INSTRUCTIONS FOR THE TASK: Return the lines below that carry the word "structured".

Stored data entries:
[BEGIN]

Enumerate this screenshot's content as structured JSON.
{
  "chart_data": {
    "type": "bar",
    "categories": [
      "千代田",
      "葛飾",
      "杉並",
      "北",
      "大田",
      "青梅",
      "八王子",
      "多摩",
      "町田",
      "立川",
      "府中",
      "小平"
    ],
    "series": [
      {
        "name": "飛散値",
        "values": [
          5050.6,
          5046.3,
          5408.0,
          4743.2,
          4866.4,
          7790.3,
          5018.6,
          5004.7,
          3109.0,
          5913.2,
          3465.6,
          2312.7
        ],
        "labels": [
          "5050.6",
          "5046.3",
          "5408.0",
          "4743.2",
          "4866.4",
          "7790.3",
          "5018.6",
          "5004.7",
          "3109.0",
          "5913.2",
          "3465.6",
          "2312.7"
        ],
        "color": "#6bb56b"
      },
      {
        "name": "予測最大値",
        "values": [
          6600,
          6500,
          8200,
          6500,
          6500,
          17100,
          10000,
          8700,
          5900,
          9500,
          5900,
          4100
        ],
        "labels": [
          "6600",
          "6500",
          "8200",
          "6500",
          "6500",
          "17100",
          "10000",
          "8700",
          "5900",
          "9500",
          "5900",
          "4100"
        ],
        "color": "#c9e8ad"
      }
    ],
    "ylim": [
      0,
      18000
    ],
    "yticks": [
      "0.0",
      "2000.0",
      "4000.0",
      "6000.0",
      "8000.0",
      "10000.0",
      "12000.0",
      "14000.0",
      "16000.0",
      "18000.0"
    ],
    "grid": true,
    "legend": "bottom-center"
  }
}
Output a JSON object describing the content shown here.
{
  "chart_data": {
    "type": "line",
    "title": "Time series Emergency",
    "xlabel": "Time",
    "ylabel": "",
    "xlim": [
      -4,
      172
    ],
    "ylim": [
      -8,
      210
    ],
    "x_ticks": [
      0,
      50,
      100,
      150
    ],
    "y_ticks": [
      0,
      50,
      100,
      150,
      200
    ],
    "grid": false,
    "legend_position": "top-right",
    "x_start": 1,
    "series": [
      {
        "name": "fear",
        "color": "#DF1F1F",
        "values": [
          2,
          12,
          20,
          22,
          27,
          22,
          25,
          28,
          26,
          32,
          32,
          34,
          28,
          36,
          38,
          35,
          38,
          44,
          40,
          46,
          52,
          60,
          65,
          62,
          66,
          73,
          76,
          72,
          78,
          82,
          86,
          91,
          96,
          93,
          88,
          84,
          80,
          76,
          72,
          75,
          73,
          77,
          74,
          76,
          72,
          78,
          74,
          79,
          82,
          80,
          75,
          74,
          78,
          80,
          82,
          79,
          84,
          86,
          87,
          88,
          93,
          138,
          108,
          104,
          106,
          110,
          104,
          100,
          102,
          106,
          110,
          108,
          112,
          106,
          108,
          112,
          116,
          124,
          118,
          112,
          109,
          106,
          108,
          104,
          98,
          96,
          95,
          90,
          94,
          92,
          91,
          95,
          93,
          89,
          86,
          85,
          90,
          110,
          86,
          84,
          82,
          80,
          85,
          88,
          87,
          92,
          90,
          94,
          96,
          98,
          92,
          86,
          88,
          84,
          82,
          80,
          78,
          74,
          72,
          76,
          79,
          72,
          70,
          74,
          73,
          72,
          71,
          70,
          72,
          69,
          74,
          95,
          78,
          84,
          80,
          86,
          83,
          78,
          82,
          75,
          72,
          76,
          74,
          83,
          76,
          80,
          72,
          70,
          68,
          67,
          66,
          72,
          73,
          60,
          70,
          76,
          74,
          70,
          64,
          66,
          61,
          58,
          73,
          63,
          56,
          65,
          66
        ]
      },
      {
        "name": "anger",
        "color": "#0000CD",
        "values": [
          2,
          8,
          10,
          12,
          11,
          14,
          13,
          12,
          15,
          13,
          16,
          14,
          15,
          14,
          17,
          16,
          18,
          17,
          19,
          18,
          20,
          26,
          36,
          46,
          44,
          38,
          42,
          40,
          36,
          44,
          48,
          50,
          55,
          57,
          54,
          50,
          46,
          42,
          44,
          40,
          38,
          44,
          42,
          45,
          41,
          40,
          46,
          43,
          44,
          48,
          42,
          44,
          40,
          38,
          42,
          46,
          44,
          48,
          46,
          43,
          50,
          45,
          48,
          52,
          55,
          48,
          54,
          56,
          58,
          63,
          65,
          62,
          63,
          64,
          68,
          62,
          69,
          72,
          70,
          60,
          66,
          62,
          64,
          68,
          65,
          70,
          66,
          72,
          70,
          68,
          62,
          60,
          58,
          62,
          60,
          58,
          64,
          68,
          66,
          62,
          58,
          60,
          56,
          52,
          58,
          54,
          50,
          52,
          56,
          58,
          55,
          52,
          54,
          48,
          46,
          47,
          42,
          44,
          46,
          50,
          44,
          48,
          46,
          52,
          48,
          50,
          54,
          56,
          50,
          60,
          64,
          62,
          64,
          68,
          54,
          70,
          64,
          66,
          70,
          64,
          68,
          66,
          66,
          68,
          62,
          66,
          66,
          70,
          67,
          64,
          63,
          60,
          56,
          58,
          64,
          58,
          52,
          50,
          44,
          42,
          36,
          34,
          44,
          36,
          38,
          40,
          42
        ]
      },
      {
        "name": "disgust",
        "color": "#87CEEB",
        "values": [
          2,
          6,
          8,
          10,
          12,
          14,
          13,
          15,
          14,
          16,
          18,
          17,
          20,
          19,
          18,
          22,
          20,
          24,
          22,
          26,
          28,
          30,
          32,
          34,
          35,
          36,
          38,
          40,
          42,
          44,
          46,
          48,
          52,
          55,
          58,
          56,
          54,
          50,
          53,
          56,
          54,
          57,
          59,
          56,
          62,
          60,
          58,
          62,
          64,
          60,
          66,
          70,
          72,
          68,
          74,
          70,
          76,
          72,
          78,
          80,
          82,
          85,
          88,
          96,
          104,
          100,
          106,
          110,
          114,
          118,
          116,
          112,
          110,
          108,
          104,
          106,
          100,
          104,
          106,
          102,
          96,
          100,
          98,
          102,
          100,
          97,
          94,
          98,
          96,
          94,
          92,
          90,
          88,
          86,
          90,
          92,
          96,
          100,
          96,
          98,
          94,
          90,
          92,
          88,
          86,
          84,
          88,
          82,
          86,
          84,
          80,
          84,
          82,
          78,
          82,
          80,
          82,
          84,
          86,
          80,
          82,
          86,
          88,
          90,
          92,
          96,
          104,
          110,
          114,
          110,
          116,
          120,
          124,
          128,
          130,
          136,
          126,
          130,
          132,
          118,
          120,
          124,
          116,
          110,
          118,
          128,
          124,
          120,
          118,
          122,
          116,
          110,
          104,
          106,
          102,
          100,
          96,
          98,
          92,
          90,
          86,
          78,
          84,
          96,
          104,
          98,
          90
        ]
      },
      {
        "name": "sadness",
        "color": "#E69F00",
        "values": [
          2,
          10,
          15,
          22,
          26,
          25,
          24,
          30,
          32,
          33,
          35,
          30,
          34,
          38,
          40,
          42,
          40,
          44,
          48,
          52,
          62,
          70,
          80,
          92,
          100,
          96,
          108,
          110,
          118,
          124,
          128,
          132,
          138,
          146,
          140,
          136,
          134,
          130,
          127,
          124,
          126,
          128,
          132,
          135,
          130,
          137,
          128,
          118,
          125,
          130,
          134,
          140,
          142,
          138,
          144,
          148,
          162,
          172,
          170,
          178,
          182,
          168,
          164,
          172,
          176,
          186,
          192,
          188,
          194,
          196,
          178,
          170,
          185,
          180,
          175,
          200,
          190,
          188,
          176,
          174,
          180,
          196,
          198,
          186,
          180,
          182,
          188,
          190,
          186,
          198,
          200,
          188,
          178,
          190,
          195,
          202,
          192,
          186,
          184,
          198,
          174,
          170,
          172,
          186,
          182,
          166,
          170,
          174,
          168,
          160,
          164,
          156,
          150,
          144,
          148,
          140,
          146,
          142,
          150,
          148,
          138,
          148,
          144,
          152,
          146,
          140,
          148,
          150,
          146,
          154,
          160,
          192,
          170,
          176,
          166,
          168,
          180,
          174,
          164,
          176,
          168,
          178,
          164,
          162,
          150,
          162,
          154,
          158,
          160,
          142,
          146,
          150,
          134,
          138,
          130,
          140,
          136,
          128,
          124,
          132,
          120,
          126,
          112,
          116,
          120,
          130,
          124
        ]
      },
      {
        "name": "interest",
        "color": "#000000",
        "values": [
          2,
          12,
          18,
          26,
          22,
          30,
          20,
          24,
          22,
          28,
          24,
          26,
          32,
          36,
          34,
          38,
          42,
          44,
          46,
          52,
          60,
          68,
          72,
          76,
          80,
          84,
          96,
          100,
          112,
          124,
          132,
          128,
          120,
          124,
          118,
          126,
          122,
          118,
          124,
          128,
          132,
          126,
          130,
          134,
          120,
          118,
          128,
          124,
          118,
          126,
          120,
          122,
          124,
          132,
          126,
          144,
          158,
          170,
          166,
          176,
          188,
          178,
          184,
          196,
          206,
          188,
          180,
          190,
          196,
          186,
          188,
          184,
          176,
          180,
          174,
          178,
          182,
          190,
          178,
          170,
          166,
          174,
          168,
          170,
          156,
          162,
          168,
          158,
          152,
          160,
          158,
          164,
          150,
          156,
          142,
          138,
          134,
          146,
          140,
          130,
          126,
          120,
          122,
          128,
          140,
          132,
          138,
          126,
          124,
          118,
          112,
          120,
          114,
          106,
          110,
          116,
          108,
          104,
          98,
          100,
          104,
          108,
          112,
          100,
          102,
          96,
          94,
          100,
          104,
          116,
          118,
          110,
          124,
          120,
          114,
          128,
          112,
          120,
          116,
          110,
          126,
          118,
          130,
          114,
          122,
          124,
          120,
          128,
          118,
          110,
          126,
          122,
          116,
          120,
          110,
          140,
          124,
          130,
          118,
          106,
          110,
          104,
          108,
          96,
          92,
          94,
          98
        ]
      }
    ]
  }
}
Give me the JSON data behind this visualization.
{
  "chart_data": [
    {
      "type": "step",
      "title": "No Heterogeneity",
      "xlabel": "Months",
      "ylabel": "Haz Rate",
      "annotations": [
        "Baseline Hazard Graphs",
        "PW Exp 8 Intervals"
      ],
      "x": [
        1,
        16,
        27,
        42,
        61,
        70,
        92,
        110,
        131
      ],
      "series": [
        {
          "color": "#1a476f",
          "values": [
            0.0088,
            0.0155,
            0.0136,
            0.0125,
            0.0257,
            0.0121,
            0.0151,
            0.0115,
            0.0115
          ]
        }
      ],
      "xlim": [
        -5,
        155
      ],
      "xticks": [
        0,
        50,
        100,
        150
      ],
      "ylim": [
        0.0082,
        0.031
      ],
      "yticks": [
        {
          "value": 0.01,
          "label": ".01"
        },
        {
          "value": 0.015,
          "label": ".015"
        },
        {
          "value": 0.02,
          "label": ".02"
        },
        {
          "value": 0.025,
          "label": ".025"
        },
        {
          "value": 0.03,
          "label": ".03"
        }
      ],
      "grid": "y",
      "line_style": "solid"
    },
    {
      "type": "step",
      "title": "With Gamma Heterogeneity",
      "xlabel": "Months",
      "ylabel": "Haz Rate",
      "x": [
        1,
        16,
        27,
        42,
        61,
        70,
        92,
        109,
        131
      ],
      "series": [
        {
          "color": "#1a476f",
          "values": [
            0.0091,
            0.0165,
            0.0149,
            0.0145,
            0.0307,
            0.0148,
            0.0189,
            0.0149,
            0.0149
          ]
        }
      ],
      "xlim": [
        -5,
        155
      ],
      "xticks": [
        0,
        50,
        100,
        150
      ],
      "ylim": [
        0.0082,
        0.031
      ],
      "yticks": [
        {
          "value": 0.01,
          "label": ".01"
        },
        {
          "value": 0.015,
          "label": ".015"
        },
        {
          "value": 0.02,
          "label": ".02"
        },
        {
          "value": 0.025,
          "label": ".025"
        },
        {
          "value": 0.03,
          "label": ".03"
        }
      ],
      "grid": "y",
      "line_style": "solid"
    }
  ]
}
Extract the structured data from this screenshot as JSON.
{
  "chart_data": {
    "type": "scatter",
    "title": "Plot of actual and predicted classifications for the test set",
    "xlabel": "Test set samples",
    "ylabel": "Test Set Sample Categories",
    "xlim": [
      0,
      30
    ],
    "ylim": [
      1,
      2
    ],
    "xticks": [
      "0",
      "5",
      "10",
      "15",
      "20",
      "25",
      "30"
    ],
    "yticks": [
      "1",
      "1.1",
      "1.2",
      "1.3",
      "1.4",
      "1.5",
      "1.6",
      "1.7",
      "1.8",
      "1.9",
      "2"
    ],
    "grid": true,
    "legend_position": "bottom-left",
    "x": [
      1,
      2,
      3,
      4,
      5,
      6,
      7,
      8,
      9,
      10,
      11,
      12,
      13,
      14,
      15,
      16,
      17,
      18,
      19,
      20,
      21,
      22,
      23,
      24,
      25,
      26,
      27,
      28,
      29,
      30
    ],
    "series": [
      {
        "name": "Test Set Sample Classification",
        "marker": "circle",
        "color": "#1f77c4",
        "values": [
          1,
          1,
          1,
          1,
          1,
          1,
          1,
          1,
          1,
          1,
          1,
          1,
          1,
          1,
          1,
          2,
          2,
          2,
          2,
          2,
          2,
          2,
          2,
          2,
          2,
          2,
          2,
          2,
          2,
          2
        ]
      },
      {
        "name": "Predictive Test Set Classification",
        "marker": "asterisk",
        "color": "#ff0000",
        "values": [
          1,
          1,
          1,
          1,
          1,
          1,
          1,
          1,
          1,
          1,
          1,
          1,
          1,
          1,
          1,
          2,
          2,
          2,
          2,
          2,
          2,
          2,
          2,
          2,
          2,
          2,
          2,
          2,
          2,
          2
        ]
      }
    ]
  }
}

[END]

CORRECT OUTPUT:
Enumerate this screenshot's content as structured JSON.
Extract the structured data from this screenshot as JSON.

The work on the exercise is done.